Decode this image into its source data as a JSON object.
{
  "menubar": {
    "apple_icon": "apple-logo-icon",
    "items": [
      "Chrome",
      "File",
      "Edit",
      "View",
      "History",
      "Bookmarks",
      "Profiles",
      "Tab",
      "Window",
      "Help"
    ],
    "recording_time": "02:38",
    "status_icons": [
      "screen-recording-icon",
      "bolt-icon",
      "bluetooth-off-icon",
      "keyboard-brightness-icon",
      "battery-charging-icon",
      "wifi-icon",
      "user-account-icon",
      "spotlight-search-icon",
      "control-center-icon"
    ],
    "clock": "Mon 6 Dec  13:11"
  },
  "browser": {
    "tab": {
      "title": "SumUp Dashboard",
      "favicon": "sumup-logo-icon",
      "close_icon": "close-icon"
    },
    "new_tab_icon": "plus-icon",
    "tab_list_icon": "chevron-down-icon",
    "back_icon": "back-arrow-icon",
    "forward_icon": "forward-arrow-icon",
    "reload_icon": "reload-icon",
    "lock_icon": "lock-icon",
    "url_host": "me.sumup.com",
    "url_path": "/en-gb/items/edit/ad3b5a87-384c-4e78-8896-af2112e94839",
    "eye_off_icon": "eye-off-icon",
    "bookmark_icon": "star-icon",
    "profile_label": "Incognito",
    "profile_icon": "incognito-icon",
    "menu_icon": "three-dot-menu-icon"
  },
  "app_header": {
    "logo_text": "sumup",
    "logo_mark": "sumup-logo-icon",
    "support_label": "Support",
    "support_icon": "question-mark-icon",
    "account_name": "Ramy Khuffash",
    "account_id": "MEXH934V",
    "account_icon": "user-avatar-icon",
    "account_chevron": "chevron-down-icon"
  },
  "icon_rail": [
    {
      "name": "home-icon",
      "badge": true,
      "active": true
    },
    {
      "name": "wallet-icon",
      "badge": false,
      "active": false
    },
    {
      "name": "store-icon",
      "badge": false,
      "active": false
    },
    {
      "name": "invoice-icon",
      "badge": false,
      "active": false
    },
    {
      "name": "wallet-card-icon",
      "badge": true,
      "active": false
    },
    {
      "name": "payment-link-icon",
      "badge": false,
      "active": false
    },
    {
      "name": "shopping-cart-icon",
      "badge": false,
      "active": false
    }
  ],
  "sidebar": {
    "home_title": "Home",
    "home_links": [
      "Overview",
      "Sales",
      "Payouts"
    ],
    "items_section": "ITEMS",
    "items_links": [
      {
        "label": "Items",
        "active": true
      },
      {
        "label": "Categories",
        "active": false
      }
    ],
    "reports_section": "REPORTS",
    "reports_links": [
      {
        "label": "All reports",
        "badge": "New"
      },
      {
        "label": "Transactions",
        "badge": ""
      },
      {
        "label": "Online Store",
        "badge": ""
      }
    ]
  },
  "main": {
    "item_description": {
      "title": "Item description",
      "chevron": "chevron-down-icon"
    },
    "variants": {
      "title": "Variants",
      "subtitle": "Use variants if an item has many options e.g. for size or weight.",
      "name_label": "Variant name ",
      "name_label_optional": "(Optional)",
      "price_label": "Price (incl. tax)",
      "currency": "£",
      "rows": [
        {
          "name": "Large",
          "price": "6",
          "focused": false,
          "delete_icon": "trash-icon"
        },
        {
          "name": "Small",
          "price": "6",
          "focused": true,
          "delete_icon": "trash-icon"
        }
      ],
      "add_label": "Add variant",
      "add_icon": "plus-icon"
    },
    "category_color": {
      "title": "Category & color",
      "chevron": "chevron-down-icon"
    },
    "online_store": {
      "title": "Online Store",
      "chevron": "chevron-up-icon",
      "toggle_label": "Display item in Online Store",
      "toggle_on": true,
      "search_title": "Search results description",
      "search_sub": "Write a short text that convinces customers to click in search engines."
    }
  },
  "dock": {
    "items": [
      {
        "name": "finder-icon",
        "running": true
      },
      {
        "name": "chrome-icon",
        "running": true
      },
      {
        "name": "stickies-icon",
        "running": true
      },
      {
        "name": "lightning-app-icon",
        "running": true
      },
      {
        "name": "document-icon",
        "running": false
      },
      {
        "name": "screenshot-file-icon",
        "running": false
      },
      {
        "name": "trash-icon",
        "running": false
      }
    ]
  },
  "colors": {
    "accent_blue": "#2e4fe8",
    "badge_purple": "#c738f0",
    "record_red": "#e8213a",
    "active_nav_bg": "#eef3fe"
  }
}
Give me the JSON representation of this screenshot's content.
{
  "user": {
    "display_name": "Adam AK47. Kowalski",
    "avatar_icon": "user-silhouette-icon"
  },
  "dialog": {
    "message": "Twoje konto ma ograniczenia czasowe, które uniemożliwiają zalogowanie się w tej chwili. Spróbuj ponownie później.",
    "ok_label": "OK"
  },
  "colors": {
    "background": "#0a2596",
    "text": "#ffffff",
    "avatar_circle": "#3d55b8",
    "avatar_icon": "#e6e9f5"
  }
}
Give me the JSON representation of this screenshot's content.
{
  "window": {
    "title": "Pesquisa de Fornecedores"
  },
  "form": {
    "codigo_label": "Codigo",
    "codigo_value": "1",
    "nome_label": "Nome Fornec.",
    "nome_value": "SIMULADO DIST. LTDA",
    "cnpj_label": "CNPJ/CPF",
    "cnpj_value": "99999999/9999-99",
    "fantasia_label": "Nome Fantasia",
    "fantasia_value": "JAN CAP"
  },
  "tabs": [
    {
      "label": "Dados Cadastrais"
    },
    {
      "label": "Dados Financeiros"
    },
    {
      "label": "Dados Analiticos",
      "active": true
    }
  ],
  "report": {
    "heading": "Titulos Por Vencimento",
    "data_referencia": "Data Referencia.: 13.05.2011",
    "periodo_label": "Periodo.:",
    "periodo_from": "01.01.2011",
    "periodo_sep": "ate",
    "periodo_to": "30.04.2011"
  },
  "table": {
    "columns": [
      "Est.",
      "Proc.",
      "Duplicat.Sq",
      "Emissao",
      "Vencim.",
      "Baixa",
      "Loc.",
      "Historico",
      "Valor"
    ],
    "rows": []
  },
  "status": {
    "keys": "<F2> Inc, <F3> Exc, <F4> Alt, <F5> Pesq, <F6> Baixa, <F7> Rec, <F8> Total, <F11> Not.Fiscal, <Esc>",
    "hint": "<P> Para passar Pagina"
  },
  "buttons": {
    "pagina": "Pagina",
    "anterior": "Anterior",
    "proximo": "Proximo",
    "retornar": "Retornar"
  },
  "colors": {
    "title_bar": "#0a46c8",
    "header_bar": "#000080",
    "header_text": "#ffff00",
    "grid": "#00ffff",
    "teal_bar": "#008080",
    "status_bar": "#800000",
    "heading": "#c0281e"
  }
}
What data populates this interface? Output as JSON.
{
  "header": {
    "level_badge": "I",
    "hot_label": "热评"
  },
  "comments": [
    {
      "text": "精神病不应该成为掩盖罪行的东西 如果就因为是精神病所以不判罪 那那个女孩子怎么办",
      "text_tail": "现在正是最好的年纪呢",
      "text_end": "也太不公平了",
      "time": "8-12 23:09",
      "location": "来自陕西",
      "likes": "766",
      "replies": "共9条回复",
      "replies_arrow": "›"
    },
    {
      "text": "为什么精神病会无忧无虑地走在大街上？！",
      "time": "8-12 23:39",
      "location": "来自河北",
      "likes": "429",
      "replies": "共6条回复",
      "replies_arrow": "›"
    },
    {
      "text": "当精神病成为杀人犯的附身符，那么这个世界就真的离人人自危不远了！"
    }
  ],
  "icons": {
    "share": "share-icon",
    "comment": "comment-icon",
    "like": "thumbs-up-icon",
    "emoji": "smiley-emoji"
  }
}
= = =
▶ **Exercise details**:
Here, the records must be output exactly and in full.

▶ **Answer in full**:
Decode this image into its source data as a JSON object.
{
  "menubar": {
    "apple_icon": "apple-logo-icon",
    "items": [
      "Chrome",
      "File",
      "Edit",
      "View",
      "History",
      "Bookmarks",
      "Profiles",
      "Tab",
      "Window",
      "Help"
    ],
    "recording_time": "02:38",
    "status_icons": [
      "screen-recording-icon",
      "bolt-icon",
      "bluetooth-off-icon",
      "keyboard-brightness-icon",
      "battery-charging-icon",
      "wifi-icon",
      "user-account-icon",
      "spotlight-search-icon",
      "control-center-icon"
    ],
    "clock": "Mon 6 Dec  13:11"
  },
  "browser": {
    "tab": {
      "title": "SumUp Dashboard",
      "favicon": "sumup-logo-icon",
      "close_icon": "close-icon"
    },
    "new_tab_icon": "plus-icon",
    "tab_list_icon": "chevron-down-icon",
    "back_icon": "back-arrow-icon",
    "forward_icon": "forward-arrow-icon",
    "reload_icon": "reload-icon",
    "lock_icon": "lock-icon",
    "url_host": "me.sumup.com",
    "url_path": "/en-gb/items/edit/ad3b5a87-384c-4e78-8896-af2112e94839",
    "eye_off_icon": "eye-off-icon",
    "bookmark_icon": "star-icon",
    "profile_label": "Incognito",
    "profile_icon": "incognito-icon",
    "menu_icon": "three-dot-menu-icon"
  },
  "app_header": {
    "logo_text": "sumup",
    "logo_mark": "sumup-logo-icon",
    "support_label": "Support",
    "support_icon": "question-mark-icon",
    "account_name": "Ramy Khuffash",
    "account_id": "MEXH934V",
    "account_icon": "user-avatar-icon",
    "account_chevron": "chevron-down-icon"
  },
  "icon_rail": [
    {
      "name": "home-icon",
      "badge": true,
      "active": true
    },
    {
      "name": "wallet-icon",
      "badge": false,
      "active": false
    },
    {
      "name": "store-icon",
      "badge": false,
      "active": false
    },
    {
      "name": "invoice-icon",
      "badge": false,
      "active": false
    },
    {
      "name": "wallet-card-icon",
      "badge": true,
      "active": false
    },
    {
      "name": "payment-link-icon",
      "badge": false,
      "active": false
    },
    {
      "name": "shopping-cart-icon",
      "badge": false,
      "active": false
    }
  ],
  "sidebar": {
    "home_title": "Home",
    "home_links": [
      "Overview",
      "Sales",
      "Payouts"
    ],
    "items_section": "ITEMS",
    "items_links": [
      {
        "label": "Items",
        "active": true
      },
      {
        "label": "Categories",
        "active": false
      }
    ],
    "reports_section": "REPORTS",
    "reports_links": [
      {
        "label": "All reports",
        "badge": "New"
      },
      {
        "label": "Transactions",
        "badge": ""
      },
      {
        "label": "Online Store",
        "badge": ""
      }
    ]
  },
  "main": {
    "item_description": {
      "title": "Item description",
      "chevron": "chevron-down-icon"
    },
    "variants": {
      "title": "Variants",
      "subtitle": "Use variants if an item has many options e.g. for size or weight.",
      "name_label": "Variant name ",
      "name_label_optional": "(Optional)",
      "price_label": "Price (incl. tax)",
      "currency": "£",
      "rows": [
        {
          "name": "Large",
          "price": "6",
          "focused": false,
          "delete_icon": "trash-icon"
        },
        {
          "name": "Small",
          "price": "6",
          "focused": true,
          "delete_icon": "trash-icon"
        }
      ],
      "add_label": "Add variant",
      "add_icon": "plus-icon"
    },
    "category_color": {
      "title": "Category & color",
      "chevron": "chevron-down-icon"
    },
    "online_store": {
      "title": "Online Store",
      "chevron": "chevron-up-icon",
      "toggle_label": "Display item in Online Store",
      "toggle_on": true,
      "search_title": "Search results description",
      "search_sub": "Write a short text that convinces customers to click in search engines."
    }
  },
  "dock": {
    "items": [
      {
        "name": "finder-icon",
        "running": true
      },
      {
        "name": "chrome-icon",
        "running": true
      },
      {
        "name": "stickies-icon",
        "running": true
      },
      {
        "name": "lightning-app-icon",
        "running": true
      },
      {
        "name": "document-icon",
        "running": false
      },
      {
        "name": "screenshot-file-icon",
        "running": false
      },
      {
        "name": "trash-icon",
        "running": false
      }
    ]
  },
  "colors": {
    "accent_blue": "#2e4fe8",
    "badge_purple": "#c738f0",
    "record_red": "#e8213a",
    "active_nav_bg": "#eef3fe"
  }
}
Give me the JSON representation of this screenshot's content.
{
  "user": {
    "display_name": "Adam AK47. Kowalski",
    "avatar_icon": "user-silhouette-icon"
  },
  "dialog": {
    "message": "Twoje konto ma ograniczenia czasowe, które uniemożliwiają zalogowanie się w tej chwili. Spróbuj ponownie później.",
    "ok_label": "OK"
  },
  "colors": {
    "background": "#0a2596",
    "text": "#ffffff",
    "avatar_circle": "#3d55b8",
    "avatar_icon": "#e6e9f5"
  }
}
Give me the JSON representation of this screenshot's content.
{
  "window": {
    "title": "Pesquisa de Fornecedores"
  },
  "form": {
    "codigo_label": "Codigo",
    "codigo_value": "1",
    "nome_label": "Nome Fornec.",
    "nome_value": "SIMULADO DIST. LTDA",
    "cnpj_label": "CNPJ/CPF",
    "cnpj_value": "99999999/9999-99",
    "fantasia_label": "Nome Fantasia",
    "fantasia_value": "JAN CAP"
  },
  "tabs": [
    {
      "label": "Dados Cadastrais"
    },
    {
      "label": "Dados Financeiros"
    },
    {
      "label": "Dados Analiticos",
      "active": true
    }
  ],
  "report": {
    "heading": "Titulos Por Vencimento",
    "data_referencia": "Data Referencia.: 13.05.2011",
    "periodo_label": "Periodo.:",
    "periodo_from": "01.01.2011",
    "periodo_sep": "ate",
    "periodo_to": "30.04.2011"
  },
  "table": {
    "columns": [
      "Est.",
      "Proc.",
      "Duplicat.Sq",
      "Emissao",
      "Vencim.",
      "Baixa",
      "Loc.",
      "Historico",
      "Valor"
    ],
    "rows": []
  },
  "status": {
    "keys": "<F2> Inc, <F3> Exc, <F4> Alt, <F5> Pesq, <F6> Baixa, <F7> Rec, <F8> Total, <F11> Not.Fiscal, <Esc>",
    "hint": "<P> Para passar Pagina"
  },
  "buttons": {
    "pagina": "Pagina",
    "anterior": "Anterior",
    "proximo": "Proximo",
    "retornar": "Retornar"
  },
  "colors": {
    "title_bar": "#0a46c8",
    "header_bar": "#000080",
    "header_text": "#ffff00",
    "grid": "#00ffff",
    "teal_bar": "#008080",
    "status_bar": "#800000",
    "heading": "#c0281e"
  }
}
What data populates this interface? Output as JSON.
{
  "header": {
    "level_badge": "I",
    "hot_label": "热评"
  },
  "comments": [
    {
      "text": "精神病不应该成为掩盖罪行的东西 如果就因为是精神病所以不判罪 那那个女孩子怎么办",
      "text_tail": "现在正是最好的年纪呢",
      "text_end": "也太不公平了",
      "time": "8-12 23:09",
      "location": "来自陕西",
      "likes": "766",
      "replies": "共9条回复",
      "replies_arrow": "›"
    },
    {
      "text": "为什么精神病会无忧无虑地走在大街上？！",
      "time": "8-12 23:39",
      "location": "来自河北",
      "likes": "429",
      "replies": "共6条回复",
      "replies_arrow": "›"
    },
    {
      "text": "当精神病成为杀人犯的附身符，那么这个世界就真的离人人自危不远了！"
    }
  ],
  "icons": {
    "share": "share-icon",
    "comment": "comment-icon",
    "like": "thumbs-up-icon",
    "emoji": "smiley-emoji"
  }
}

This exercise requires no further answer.